** BEGIN Entries **

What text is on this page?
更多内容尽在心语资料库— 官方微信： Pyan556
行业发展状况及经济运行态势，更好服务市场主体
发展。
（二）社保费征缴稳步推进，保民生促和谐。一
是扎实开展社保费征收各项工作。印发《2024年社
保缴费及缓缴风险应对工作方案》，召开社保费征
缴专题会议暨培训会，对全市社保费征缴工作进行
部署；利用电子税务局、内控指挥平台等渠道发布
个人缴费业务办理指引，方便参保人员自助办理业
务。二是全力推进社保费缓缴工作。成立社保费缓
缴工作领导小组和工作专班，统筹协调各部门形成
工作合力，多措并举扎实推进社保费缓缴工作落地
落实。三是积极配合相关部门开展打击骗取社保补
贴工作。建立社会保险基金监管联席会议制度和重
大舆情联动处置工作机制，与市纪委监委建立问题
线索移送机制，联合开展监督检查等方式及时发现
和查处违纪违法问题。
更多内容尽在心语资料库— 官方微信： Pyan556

** END Entries **

Transcribe all of the material exactly. Omit nothing.

What text is on this page?
更多内容尽在心语资料库— 官方微信： Pyan556
行业发展状况及经济运行态势，更好服务市场主体
发展。
（二）社保费征缴稳步推进，保民生促和谐。一
是扎实开展社保费征收各项工作。印发《2024年社
保缴费及缓缴风险应对工作方案》，召开社保费征
缴专题会议暨培训会，对全市社保费征缴工作进行
部署；利用电子税务局、内控指挥平台等渠道发布
个人缴费业务办理指引，方便参保人员自助办理业
务。二是全力推进社保费缓缴工作。成立社保费缓
缴工作领导小组和工作专班，统筹协调各部门形成
工作合力，多措并举扎实推进社保费缓缴工作落地
落实。三是积极配合相关部门开展打击骗取社保补
贴工作。建立社会保险基金监管联席会议制度和重
大舆情联动处置工作机制，与市纪委监委建立问题
线索移送机制，联合开展监督检查等方式及时发现
和查处违纪违法问题。
更多内容尽在心语资料库— 官方微信： Pyan556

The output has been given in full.